* _Work order_
Extend the passage below on environmental justice in Nevada, carrying it on after its final sentence.

* _Passage shown_
________________________

PLAN believes everyone has the right to live in a clean and healthy environment, regardless of their race, income or immigration status. Addressing our dependence as a nation, and especially in Nevada, on an extractive economy, is central to our Environmental Justice campaign.
Currently, poor and marginalized communities are disproportionately affected by pollution and climate change, while dirty fossil fuel and mining corporations rake in millions in profits. This leads to Black, Indigenous, and People of Color (BIPOC) in Nevada developing asthma and other respiratory illnesses including COVID at higher rates.
Southern Nevada is known to have immensely high temperatures during the summer and now increasingly throughout the year. We cannot continue seeing day after day the level of heat that was present just a number of weeks ago. Something has to change; our elders, youth, outside workers and Nevadans with preexisting conditions can become and are vulnerable to these levels of heat.
Our environmental justice concerns transcend the urban-rural divide. The pillaging of lands by industrial mineral extraction corporations goes against our nations treaties. Mineral extraction practices also devastate water resources by releasing toxins into it and by decreasing the amount of our precious water resources that we all depend on. Nevada fails to capture the wealth produced by mining due to a tax system written by and for the mining industry, so when mines leave what is left is a legacy of toxic pit lakes, broken treaties, underfunded state social services, disruption of vegetation and natural water systems that our Indigenous and rural communities need along with wildlife.
Nevadans are already feeling the impacts of the fragile environment and of corporations who put their profit first. Community planning across the state needs to happen, but with consultation from impacted areas, not just of experts and leaders. People with lived experiences are best equipped to find solutions that benefit their community.

________________________

* _Records_
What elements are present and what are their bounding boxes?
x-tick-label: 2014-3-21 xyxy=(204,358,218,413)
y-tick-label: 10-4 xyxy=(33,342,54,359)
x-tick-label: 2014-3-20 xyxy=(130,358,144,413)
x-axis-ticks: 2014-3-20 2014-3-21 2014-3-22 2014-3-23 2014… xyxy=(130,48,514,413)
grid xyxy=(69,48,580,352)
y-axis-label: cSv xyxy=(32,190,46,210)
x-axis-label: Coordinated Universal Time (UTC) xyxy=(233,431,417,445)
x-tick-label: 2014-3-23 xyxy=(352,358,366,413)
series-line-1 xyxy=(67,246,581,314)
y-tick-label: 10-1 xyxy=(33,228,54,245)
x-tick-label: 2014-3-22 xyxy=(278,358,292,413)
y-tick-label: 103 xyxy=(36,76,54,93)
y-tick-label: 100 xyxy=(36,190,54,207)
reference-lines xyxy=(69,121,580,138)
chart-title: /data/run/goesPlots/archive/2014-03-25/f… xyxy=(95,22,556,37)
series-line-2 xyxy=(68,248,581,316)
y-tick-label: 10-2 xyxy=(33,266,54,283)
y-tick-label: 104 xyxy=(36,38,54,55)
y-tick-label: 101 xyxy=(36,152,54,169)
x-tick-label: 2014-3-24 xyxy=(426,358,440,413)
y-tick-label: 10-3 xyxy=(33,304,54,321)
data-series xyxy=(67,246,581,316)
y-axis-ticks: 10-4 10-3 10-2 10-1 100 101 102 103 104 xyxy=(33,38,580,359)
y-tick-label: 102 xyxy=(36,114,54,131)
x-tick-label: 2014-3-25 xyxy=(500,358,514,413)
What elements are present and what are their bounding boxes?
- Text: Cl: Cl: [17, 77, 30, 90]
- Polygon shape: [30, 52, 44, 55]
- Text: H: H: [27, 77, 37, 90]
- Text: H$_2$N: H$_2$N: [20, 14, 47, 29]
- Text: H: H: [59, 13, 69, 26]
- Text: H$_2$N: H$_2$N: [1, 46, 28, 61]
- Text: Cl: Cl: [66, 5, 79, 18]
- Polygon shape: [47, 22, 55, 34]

________________________

* _Result of the task_
Green technology is also something that our industry leaders should implement, but it again should be done with directly impacted people at the forefront. Public ownership of these technologies, the control of infrastructure and revenue, is necessary to solve the climate crisis. It should not be an opportunity to create bigger profits for the wealthy.
We can no longer allow for resource extraction companies to leave the state with sizable profits and leaving our lands irreparably changed and scarred. Corporations land recovery efforts are not enough when we are talking about whole community’s water being polluted and sacred sites destroyed. And to what extent? This can not be the objective that the state of Nevada has in being a national leader on combating climate change. Nevada is not a piggy-bank for corporations to take from. It’s time for them to stop just taking and actually invest in the state.
The aforementioned areas of the environment are also areas of public health. We must recognize that the scope of the environmental movement has been too narrow and that other areas such as housing and economic rights are also very much intertwined in environmental justice. All of this must be taken in consideration in the Nevada State Climate Initiative.